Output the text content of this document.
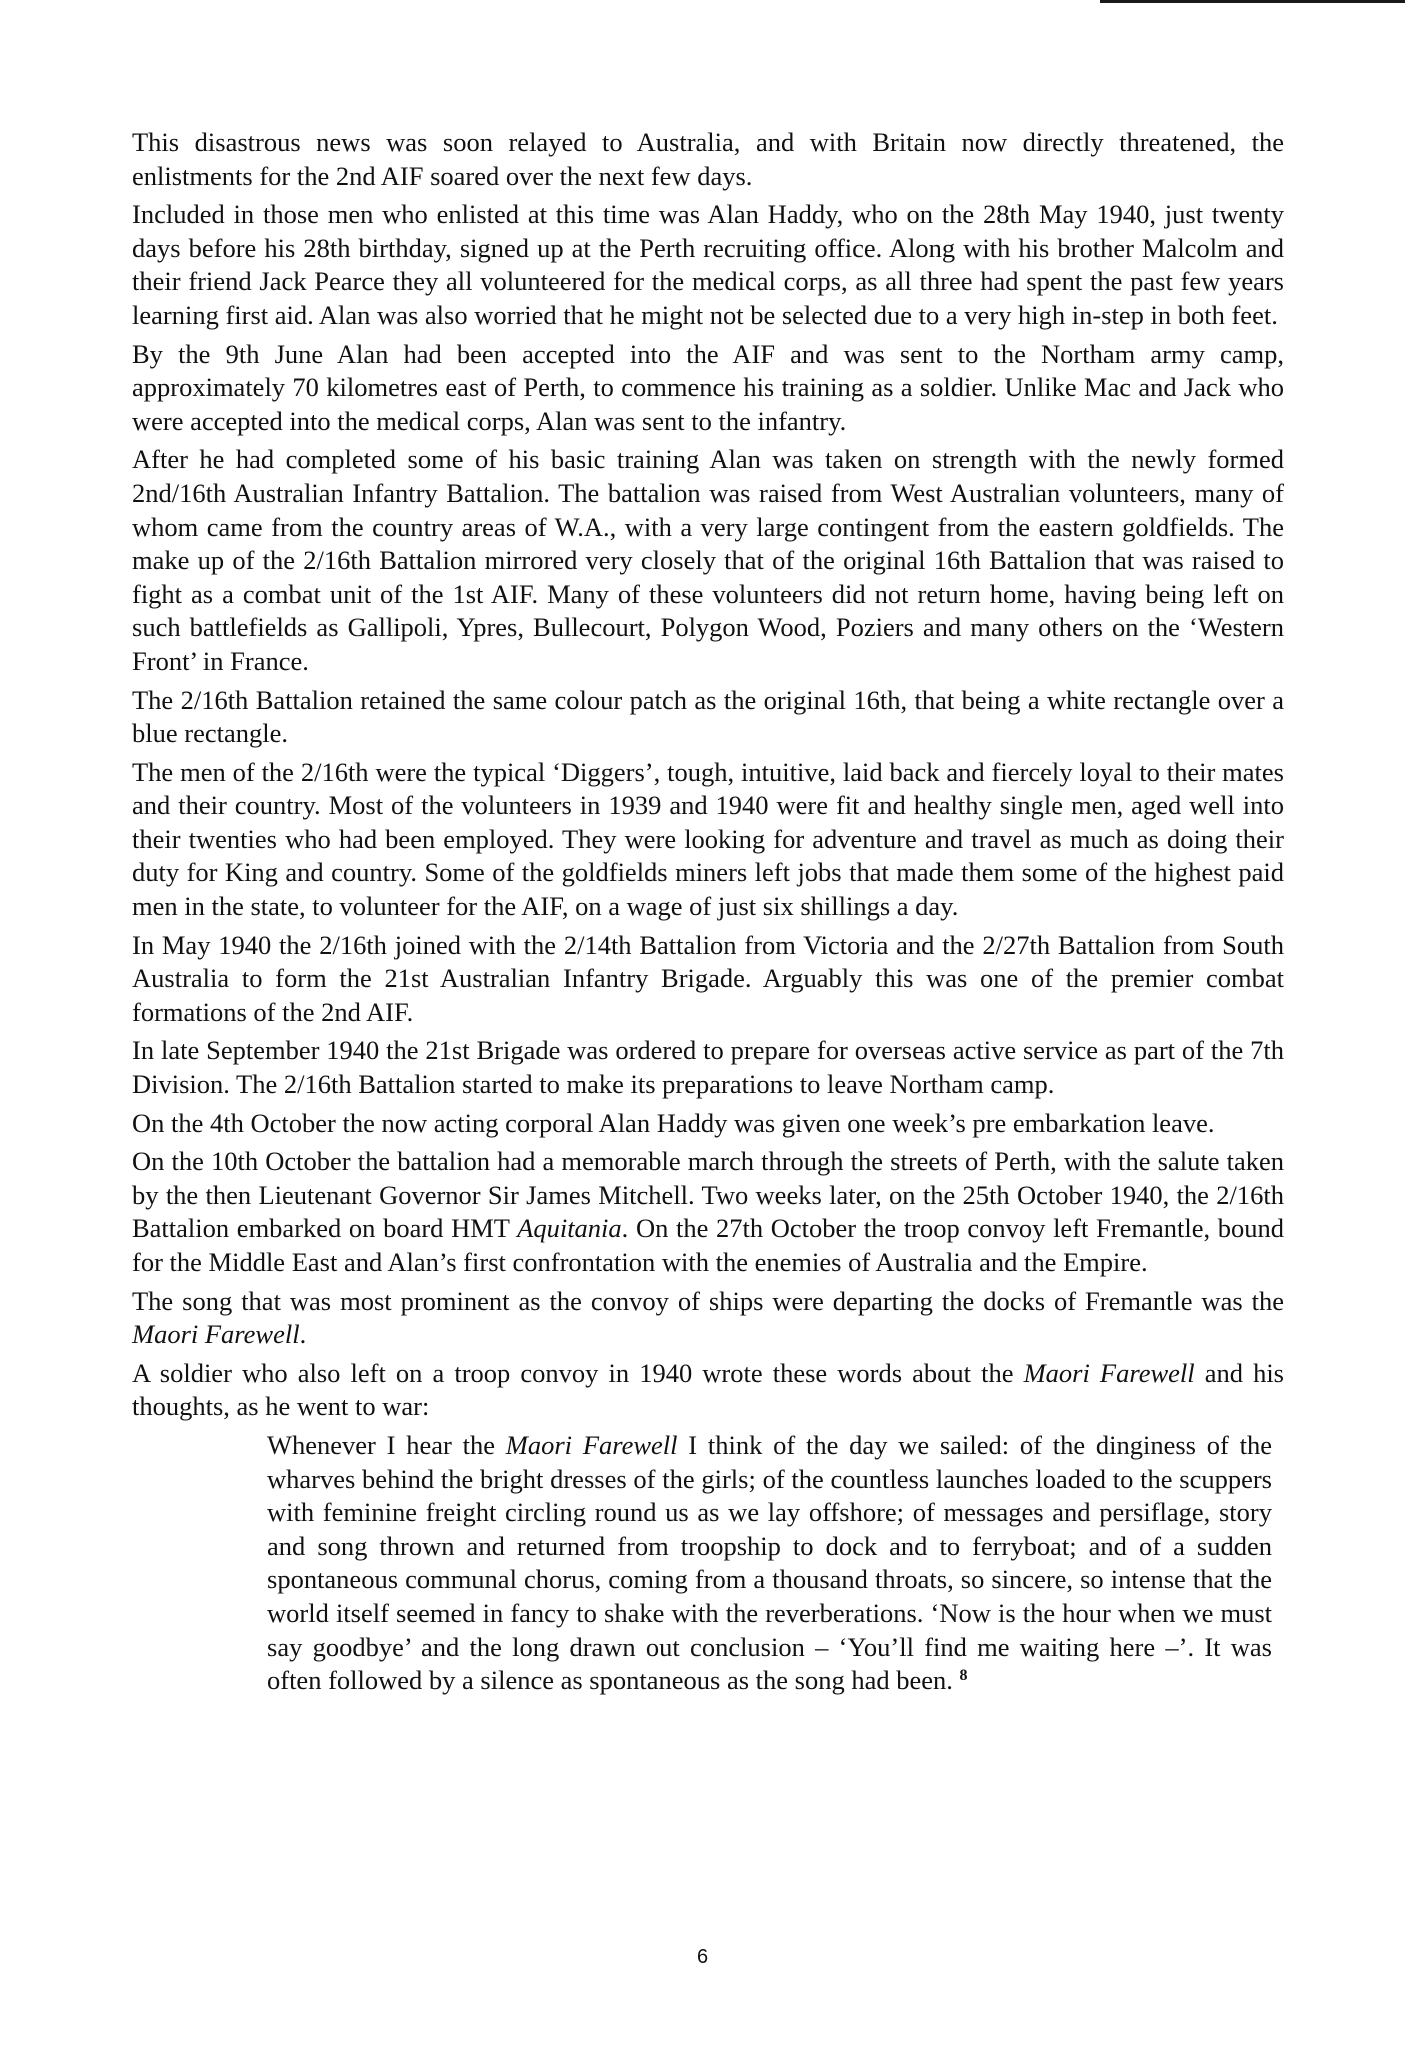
This disastrous news was soon relayed to Australia, and with Britain now directly threatened, the enlistments for the 2nd AIF soared over the next few days.

Included in those men who enlisted at this time was Alan Haddy, who on the 28th May 1940, just twenty days before his 28th birthday, signed up at the Perth recruiting office. Along with his brother Malcolm and their friend Jack Pearce they all volunteered for the medical corps, as all three had spent the past few years learning first aid. Alan was also worried that he might not be selected due to a very high in-step in both feet.

By the 9th June Alan had been accepted into the AIF and was sent to the Northam army camp, approximately 70 kilometres east of Perth, to commence his training as a soldier. Unlike Mac and Jack who were accepted into the medical corps, Alan was sent to the infantry.

After he had completed some of his basic training Alan was taken on strength with the newly formed 2nd/16th Australian Infantry Battalion. The battalion was raised from West Australian volunteers, many of whom came from the country areas of W.A., with a very large contingent from the eastern goldfields. The make up of the 2/16th Battalion mirrored very closely that of the original 16th Battalion that was raised to fight as a combat unit of the 1st AIF. Many of these volunteers did not return home, having being left on such battlefields as Gallipoli, Ypres, Bullecourt, Polygon Wood, Poziers and many others on the ‘Western Front’ in France.

The 2/16th Battalion retained the same colour patch as the original 16th, that being a white rectangle over a blue rectangle.

The men of the 2/16th were the typical ‘Diggers’, tough, intuitive, laid back and fiercely loyal to their mates and their country. Most of the volunteers in 1939 and 1940 were fit and healthy single men, aged well into their twenties who had been employed. They were looking for adventure and travel as much as doing their duty for King and country. Some of the goldfields miners left jobs that made them some of the highest paid men in the state, to volunteer for the AIF, on a wage of just six shillings a day.

In May 1940 the 2/16th joined with the 2/14th Battalion from Victoria and the 2/27th Battalion from South Australia to form the 21st Australian Infantry Brigade. Arguably this was one of the premier combat formations of the 2nd AIF.

In late September 1940 the 21st Brigade was ordered to prepare for overseas active service as part of the 7th Division. The 2/16th Battalion started to make its preparations to leave Northam camp.

On the 4th October the now acting corporal Alan Haddy was given one week’s pre embarkation leave.

On the 10th October the battalion had a memorable march through the streets of Perth, with the salute taken by the then Lieutenant Governor Sir James Mitchell. Two weeks later, on the 25th October 1940, the 2/16th Battalion embarked on board HMT Aquitania. On the 27th October the troop convoy left Fremantle, bound for the Middle East and Alan’s first confrontation with the enemies of Australia and the Empire.

The song that was most prominent as the convoy of ships were departing the docks of Fremantle was the Maori Farewell.

A soldier who also left on a troop convoy in 1940 wrote these words about the Maori Farewell and his thoughts, as he went to war:

Whenever I hear the Maori Farewell I think of the day we sailed: of the dinginess of the wharves behind the bright dresses of the girls; of the countless launches loaded to the scuppers with feminine freight circling round us as we lay offshore; of messages and persiflage, story and song thrown and returned from troopship to dock and to ferryboat; and of a sudden spontaneous communal chorus, coming from a thousand throats, so sincere, so intense that the world itself seemed in fancy to shake with the reverberations. ‘Now is the hour when we must say goodbye’ and the long drawn out conclusion – ‘You’ll find me waiting here –’. It was often followed by a silence as spontaneous as the song had been. $^8$

6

WHAT YOU HAVE TO DO: Which lines in the records above contain the string "Brigade"? Copy each one.

SOLUTION TO THIS PROBLEM:
In May 1940 the 2/16th joined with the 2/14th Battalion from Victoria and the 2/27th Battalion from South Australia to form the 21st Australian Infantry Brigade. Arguably this was one of the premier combat formations of the 2nd AIF.
In late September 1940 the 21st Brigade was ordered to prepare for overseas active service as part of the 7th Division. The 2/16th Battalion started to make its preparations to leave Northam camp.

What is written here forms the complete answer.